*GIVEN EXERCISE*. What is needed here is an exact copy of every entry.
____ EXTRACTED MATERIAL
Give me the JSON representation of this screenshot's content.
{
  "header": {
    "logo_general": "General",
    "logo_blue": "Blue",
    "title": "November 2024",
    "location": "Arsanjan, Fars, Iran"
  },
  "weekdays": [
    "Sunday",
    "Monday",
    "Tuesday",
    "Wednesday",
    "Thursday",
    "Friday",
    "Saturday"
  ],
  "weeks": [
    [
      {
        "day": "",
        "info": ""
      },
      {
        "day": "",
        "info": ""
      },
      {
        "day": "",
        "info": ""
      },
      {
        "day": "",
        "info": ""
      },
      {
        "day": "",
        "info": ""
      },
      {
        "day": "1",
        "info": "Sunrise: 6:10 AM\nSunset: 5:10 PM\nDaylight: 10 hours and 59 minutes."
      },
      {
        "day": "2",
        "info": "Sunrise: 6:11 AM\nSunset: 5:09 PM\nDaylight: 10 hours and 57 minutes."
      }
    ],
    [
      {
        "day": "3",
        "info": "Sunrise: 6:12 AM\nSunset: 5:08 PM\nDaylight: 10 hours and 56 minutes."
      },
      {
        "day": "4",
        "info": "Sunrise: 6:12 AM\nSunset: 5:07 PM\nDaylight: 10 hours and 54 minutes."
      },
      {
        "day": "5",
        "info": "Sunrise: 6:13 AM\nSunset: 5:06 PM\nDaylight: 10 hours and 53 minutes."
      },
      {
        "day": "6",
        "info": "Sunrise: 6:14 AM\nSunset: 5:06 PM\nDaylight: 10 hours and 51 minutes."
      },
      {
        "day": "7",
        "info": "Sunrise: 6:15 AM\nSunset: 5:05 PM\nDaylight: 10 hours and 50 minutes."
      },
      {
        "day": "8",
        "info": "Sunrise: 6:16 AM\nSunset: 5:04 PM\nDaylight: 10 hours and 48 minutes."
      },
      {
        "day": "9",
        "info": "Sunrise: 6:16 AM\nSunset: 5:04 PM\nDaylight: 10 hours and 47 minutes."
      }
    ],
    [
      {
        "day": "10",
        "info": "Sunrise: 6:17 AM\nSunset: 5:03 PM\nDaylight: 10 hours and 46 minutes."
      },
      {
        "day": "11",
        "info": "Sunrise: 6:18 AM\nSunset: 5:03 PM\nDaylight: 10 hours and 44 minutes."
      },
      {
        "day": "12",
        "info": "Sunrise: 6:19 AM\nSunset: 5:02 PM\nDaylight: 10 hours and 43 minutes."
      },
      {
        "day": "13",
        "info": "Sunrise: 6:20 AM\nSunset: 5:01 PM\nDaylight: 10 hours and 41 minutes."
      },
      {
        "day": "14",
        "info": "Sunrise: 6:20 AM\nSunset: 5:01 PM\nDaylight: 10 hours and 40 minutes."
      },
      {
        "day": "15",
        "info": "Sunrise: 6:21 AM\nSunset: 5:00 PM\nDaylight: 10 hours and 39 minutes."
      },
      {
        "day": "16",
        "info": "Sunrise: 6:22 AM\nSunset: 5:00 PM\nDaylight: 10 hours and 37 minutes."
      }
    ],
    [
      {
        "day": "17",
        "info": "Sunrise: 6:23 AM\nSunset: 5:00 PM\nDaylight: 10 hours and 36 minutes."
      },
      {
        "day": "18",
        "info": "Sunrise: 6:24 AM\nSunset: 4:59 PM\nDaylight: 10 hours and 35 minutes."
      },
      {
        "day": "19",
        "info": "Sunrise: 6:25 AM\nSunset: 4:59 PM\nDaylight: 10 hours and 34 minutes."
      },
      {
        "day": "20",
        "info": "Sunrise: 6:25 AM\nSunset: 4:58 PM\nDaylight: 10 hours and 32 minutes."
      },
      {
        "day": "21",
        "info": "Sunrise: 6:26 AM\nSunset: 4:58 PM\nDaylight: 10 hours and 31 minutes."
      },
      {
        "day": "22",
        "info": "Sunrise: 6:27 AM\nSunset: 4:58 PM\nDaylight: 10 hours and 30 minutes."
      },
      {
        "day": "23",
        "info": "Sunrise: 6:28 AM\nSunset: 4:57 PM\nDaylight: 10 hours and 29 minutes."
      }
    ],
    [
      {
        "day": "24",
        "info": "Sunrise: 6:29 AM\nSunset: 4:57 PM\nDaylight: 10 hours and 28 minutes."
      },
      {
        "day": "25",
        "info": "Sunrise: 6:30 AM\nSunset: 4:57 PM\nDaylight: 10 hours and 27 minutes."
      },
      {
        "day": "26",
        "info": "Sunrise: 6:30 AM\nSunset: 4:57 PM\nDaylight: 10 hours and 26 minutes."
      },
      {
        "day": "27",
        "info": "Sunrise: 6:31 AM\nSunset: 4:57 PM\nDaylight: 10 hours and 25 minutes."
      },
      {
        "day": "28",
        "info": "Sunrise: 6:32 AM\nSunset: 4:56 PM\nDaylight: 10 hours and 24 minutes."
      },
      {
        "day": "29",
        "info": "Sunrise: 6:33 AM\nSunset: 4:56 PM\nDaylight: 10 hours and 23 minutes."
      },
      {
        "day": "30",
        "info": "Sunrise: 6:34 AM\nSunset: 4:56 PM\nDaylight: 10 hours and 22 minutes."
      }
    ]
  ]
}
________
*ANSWER TO THE TASK*.
Give me the JSON representation of this screenshot's content.
{
  "header": {
    "logo_general": "General",
    "logo_blue": "Blue",
    "title": "November 2024",
    "location": "Arsanjan, Fars, Iran"
  },
  "weekdays": [
    "Sunday",
    "Monday",
    "Tuesday",
    "Wednesday",
    "Thursday",
    "Friday",
    "Saturday"
  ],
  "weeks": [
    [
      {
        "day": "",
        "info": ""
      },
      {
        "day": "",
        "info": ""
      },
      {
        "day": "",
        "info": ""
      },
      {
        "day": "",
        "info": ""
      },
      {
        "day": "",
        "info": ""
      },
      {
        "day": "1",
        "info": "Sunrise: 6:10 AM\nSunset: 5:10 PM\nDaylight: 10 hours and 59 minutes."
      },
      {
        "day": "2",
        "info": "Sunrise: 6:11 AM\nSunset: 5:09 PM\nDaylight: 10 hours and 57 minutes."
      }
    ],
    [
      {
        "day": "3",
        "info": "Sunrise: 6:12 AM\nSunset: 5:08 PM\nDaylight: 10 hours and 56 minutes."
      },
      {
        "day": "4",
        "info": "Sunrise: 6:12 AM\nSunset: 5:07 PM\nDaylight: 10 hours and 54 minutes."
      },
      {
        "day": "5",
        "info": "Sunrise: 6:13 AM\nSunset: 5:06 PM\nDaylight: 10 hours and 53 minutes."
      },
      {
        "day": "6",
        "info": "Sunrise: 6:14 AM\nSunset: 5:06 PM\nDaylight: 10 hours and 51 minutes."
      },
      {
        "day": "7",
        "info": "Sunrise: 6:15 AM\nSunset: 5:05 PM\nDaylight: 10 hours and 50 minutes."
      },
      {
        "day": "8",
        "info": "Sunrise: 6:16 AM\nSunset: 5:04 PM\nDaylight: 10 hours and 48 minutes."
      },
      {
        "day": "9",
        "info": "Sunrise: 6:16 AM\nSunset: 5:04 PM\nDaylight: 10 hours and 47 minutes."
      }
    ],
    [
      {
        "day": "10",
        "info": "Sunrise: 6:17 AM\nSunset: 5:03 PM\nDaylight: 10 hours and 46 minutes."
      },
      {
        "day": "11",
        "info": "Sunrise: 6:18 AM\nSunset: 5:03 PM\nDaylight: 10 hours and 44 minutes."
      },
      {
        "day": "12",
        "info": "Sunrise: 6:19 AM\nSunset: 5:02 PM\nDaylight: 10 hours and 43 minutes."
      },
      {
        "day": "13",
        "info": "Sunrise: 6:20 AM\nSunset: 5:01 PM\nDaylight: 10 hours and 41 minutes."
      },
      {
        "day": "14",
        "info": "Sunrise: 6:20 AM\nSunset: 5:01 PM\nDaylight: 10 hours and 40 minutes."
      },
      {
        "day": "15",
        "info": "Sunrise: 6:21 AM\nSunset: 5:00 PM\nDaylight: 10 hours and 39 minutes."
      },
      {
        "day": "16",
        "info": "Sunrise: 6:22 AM\nSunset: 5:00 PM\nDaylight: 10 hours and 37 minutes."
      }
    ],
    [
      {
        "day": "17",
        "info": "Sunrise: 6:23 AM\nSunset: 5:00 PM\nDaylight: 10 hours and 36 minutes."
      },
      {
        "day": "18",
        "info": "Sunrise: 6:24 AM\nSunset: 4:59 PM\nDaylight: 10 hours and 35 minutes."
      },
      {
        "day": "19",
        "info": "Sunrise: 6:25 AM\nSunset: 4:59 PM\nDaylight: 10 hours and 34 minutes."
      },
      {
        "day": "20",
        "info": "Sunrise: 6:25 AM\nSunset: 4:58 PM\nDaylight: 10 hours and 32 minutes."
      },
      {
        "day": "21",
        "info": "Sunrise: 6:26 AM\nSunset: 4:58 PM\nDaylight: 10 hours and 31 minutes."
      },
      {
        "day": "22",
        "info": "Sunrise: 6:27 AM\nSunset: 4:58 PM\nDaylight: 10 hours and 30 minutes."
      },
      {
        "day": "23",
        "info": "Sunrise: 6:28 AM\nSunset: 4:57 PM\nDaylight: 10 hours and 29 minutes."
      }
    ],
    [
      {
        "day": "24",
        "info": "Sunrise: 6:29 AM\nSunset: 4:57 PM\nDaylight: 10 hours and 28 minutes."
      },
      {
        "day": "25",
        "info": "Sunrise: 6:30 AM\nSunset: 4:57 PM\nDaylight: 10 hours and 27 minutes."
      },
      {
        "day": "26",
        "info": "Sunrise: 6:30 AM\nSunset: 4:57 PM\nDaylight: 10 hours and 26 minutes."
      },
      {
        "day": "27",
        "info": "Sunrise: 6:31 AM\nSunset: 4:57 PM\nDaylight: 10 hours and 25 minutes."
      },
      {
        "day": "28",
        "info": "Sunrise: 6:32 AM\nSunset: 4:56 PM\nDaylight: 10 hours and 24 minutes."
      },
      {
        "day": "29",
        "info": "Sunrise: 6:33 AM\nSunset: 4:56 PM\nDaylight: 10 hours and 23 minutes."
      },
      {
        "day": "30",
        "info": "Sunrise: 6:34 AM\nSunset: 4:56 PM\nDaylight: 10 hours and 22 minutes."
      }
    ]
  ]
}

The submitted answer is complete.